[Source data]
================

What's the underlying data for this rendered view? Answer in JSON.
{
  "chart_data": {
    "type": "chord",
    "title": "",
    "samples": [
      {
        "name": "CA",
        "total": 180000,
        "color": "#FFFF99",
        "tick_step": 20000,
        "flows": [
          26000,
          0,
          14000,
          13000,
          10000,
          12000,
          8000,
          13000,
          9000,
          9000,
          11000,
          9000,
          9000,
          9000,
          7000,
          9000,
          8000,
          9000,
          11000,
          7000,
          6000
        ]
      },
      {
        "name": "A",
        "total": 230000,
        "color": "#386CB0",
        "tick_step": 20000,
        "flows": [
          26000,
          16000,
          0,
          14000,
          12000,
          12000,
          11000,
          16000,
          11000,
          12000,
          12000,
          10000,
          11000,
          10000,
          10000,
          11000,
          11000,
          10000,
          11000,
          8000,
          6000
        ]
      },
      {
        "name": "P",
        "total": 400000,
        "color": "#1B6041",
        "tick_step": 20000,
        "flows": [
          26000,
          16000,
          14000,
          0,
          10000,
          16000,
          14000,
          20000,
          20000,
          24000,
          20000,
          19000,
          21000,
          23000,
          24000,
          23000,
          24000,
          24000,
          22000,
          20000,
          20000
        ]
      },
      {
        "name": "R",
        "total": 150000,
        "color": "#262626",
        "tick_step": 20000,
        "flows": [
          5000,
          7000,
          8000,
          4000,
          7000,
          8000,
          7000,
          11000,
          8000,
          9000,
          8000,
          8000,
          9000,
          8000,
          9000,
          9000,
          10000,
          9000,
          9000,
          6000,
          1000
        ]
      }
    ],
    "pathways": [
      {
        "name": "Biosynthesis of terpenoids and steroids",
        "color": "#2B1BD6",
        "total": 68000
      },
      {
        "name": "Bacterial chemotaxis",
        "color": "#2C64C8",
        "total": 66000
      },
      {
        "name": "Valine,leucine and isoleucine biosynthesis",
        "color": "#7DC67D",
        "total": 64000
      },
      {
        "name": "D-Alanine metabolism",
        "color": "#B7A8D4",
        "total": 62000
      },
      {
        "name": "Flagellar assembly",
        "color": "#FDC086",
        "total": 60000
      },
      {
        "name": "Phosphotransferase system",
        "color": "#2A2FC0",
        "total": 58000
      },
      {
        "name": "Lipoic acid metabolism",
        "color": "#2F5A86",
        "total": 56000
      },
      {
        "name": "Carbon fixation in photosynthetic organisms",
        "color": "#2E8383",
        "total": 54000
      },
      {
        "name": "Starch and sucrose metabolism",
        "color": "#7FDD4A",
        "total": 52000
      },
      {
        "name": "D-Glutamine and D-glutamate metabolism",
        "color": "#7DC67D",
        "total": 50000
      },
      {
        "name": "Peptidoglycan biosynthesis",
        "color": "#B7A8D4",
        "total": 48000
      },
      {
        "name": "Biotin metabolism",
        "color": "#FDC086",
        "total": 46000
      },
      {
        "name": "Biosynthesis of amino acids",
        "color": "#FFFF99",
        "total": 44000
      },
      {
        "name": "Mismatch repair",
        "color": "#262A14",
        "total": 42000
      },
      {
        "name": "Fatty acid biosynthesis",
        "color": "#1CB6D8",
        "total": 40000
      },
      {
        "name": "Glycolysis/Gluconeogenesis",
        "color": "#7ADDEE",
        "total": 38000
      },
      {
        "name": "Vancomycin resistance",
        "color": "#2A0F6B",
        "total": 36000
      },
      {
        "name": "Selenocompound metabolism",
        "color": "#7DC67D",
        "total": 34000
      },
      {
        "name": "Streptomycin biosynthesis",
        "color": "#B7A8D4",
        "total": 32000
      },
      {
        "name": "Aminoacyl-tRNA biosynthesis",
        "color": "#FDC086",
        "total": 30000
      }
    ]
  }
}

================

■ What is needed: Whenever a line of the data includes "metabolism", copy that line.

■ Expected answer:
        "name": "D-Alanine metabolism",
        "name": "Lipoic acid metabolism",
        "name": "Starch and sucrose metabolism",
        "name": "D-Glutamine and D-glutamate metabolism",
        "name": "Biotin metabolism",
        "name": "Selenocompound metabolism",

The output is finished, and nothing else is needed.